── Raw records ──
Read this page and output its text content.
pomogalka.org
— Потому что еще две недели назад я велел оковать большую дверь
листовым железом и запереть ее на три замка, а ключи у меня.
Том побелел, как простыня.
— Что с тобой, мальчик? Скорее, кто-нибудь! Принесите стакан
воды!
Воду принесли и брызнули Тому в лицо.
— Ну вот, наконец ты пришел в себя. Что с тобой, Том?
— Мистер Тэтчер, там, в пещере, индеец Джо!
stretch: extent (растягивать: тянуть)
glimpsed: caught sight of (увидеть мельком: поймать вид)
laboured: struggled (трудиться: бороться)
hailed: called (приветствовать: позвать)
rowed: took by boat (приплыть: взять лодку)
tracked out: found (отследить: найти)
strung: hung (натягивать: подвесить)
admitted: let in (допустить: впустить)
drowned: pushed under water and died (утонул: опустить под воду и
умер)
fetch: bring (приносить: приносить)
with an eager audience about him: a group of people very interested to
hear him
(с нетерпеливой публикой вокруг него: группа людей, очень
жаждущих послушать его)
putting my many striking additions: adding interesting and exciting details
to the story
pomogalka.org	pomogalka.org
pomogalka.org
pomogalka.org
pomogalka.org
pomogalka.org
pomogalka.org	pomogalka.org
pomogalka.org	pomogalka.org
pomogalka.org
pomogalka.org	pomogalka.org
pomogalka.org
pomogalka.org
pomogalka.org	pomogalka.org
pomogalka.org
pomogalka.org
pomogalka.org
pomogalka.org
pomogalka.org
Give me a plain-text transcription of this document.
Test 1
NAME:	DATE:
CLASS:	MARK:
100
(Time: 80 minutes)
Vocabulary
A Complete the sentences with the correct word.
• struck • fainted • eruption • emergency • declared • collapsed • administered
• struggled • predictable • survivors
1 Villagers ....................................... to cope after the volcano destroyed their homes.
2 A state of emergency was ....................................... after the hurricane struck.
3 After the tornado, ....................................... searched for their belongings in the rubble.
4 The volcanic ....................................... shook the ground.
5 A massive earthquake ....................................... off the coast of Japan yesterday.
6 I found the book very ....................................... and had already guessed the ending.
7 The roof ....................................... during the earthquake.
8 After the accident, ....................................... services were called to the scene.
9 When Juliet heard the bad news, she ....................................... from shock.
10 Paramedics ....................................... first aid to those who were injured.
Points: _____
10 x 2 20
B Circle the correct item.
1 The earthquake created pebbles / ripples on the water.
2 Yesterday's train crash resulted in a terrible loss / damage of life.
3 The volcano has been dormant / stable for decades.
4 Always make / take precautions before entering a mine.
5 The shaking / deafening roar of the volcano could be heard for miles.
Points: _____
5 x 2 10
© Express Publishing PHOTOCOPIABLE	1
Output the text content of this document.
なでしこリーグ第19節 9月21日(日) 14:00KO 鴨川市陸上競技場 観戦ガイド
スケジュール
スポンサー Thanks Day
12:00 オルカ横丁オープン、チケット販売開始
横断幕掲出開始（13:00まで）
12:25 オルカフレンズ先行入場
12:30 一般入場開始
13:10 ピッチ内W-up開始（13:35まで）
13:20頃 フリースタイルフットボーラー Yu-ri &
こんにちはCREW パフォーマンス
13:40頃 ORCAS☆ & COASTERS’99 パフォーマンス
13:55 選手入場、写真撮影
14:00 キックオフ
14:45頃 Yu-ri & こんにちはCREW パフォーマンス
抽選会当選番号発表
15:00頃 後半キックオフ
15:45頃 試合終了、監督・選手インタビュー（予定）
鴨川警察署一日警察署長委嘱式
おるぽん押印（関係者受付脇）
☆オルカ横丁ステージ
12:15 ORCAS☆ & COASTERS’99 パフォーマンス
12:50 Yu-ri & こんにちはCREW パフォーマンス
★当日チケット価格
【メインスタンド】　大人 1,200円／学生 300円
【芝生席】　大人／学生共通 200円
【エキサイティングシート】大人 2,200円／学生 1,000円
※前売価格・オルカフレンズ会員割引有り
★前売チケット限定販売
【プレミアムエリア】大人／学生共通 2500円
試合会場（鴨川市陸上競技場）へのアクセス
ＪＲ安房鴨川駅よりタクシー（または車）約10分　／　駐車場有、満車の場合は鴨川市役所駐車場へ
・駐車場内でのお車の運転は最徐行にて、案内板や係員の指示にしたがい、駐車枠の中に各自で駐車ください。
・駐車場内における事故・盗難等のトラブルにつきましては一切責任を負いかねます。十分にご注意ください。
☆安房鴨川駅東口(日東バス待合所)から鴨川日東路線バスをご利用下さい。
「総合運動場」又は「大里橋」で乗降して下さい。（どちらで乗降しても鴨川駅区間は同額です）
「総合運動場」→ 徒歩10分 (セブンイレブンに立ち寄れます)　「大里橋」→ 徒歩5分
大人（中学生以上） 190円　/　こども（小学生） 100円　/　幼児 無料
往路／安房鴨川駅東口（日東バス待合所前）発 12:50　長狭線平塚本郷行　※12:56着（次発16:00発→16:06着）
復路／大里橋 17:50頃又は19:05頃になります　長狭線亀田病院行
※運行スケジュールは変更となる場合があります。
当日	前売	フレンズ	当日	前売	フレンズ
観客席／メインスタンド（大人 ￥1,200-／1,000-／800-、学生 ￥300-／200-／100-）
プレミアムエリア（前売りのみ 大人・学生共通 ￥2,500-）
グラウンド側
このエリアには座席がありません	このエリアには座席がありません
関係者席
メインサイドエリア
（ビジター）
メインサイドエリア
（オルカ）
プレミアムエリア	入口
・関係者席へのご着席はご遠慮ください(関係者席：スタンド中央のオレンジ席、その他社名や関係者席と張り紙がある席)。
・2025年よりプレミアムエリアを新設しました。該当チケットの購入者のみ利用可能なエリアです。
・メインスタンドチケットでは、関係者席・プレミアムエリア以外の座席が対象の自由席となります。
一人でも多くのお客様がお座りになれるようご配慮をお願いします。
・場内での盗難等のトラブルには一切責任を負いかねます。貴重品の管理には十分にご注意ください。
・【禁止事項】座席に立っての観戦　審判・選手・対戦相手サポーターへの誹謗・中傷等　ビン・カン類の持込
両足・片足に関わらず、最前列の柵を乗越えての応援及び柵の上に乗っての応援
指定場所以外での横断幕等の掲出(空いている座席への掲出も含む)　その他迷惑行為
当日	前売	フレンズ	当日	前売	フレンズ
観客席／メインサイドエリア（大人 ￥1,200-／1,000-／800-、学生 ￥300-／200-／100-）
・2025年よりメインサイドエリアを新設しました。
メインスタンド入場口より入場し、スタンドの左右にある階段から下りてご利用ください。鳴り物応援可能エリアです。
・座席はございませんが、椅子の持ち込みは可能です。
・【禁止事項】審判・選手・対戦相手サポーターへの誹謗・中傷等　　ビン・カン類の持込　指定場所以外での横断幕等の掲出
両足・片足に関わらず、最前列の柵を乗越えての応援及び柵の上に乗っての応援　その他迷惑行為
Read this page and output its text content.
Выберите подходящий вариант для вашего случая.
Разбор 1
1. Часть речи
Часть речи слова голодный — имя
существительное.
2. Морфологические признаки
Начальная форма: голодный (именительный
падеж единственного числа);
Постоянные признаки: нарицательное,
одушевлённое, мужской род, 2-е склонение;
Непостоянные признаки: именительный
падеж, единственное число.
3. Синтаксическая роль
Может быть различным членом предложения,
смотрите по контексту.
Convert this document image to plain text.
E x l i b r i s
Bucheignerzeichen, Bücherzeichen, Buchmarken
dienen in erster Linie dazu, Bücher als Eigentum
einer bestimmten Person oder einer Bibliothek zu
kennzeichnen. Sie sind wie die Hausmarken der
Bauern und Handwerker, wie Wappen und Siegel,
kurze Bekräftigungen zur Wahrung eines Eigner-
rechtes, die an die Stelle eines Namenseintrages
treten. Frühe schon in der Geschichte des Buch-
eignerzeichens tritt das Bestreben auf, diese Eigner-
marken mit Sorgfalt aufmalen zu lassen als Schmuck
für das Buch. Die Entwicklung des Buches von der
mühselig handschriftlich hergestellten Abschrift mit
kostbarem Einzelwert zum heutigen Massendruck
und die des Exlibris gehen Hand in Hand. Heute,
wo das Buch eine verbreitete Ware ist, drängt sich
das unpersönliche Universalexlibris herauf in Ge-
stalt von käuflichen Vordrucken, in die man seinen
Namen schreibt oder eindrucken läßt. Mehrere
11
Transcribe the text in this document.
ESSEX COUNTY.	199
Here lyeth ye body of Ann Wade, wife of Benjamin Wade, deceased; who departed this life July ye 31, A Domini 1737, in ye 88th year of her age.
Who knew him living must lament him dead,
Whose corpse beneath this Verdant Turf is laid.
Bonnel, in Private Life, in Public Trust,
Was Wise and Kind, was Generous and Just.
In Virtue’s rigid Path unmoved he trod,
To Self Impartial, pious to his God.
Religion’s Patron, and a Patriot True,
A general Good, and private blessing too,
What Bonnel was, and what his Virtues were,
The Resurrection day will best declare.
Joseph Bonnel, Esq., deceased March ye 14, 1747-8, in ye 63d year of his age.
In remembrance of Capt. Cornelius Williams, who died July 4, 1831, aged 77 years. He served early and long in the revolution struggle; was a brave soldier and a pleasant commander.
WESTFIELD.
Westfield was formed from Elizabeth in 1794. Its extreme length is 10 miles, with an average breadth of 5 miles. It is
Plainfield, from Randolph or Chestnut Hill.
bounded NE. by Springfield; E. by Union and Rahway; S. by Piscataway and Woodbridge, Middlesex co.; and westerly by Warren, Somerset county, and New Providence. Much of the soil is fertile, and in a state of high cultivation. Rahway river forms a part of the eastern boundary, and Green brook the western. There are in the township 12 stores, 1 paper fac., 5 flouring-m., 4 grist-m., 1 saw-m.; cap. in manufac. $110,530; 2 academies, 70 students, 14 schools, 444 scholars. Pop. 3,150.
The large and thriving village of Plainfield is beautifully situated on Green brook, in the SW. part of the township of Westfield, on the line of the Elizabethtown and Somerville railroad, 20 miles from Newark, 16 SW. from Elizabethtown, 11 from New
───
## Exercise
Scan the listing above and copy all lines containing the word "最前列の柵を乗越えての応援及び柵の上に乗っての応援".

## Complete response
両足・片足に関わらず、最前列の柵を乗越えての応援及び柵の上に乗っての応援
両足・片足に関わらず、最前列の柵を乗越えての応援及び柵の上に乗っての応援　その他迷惑行為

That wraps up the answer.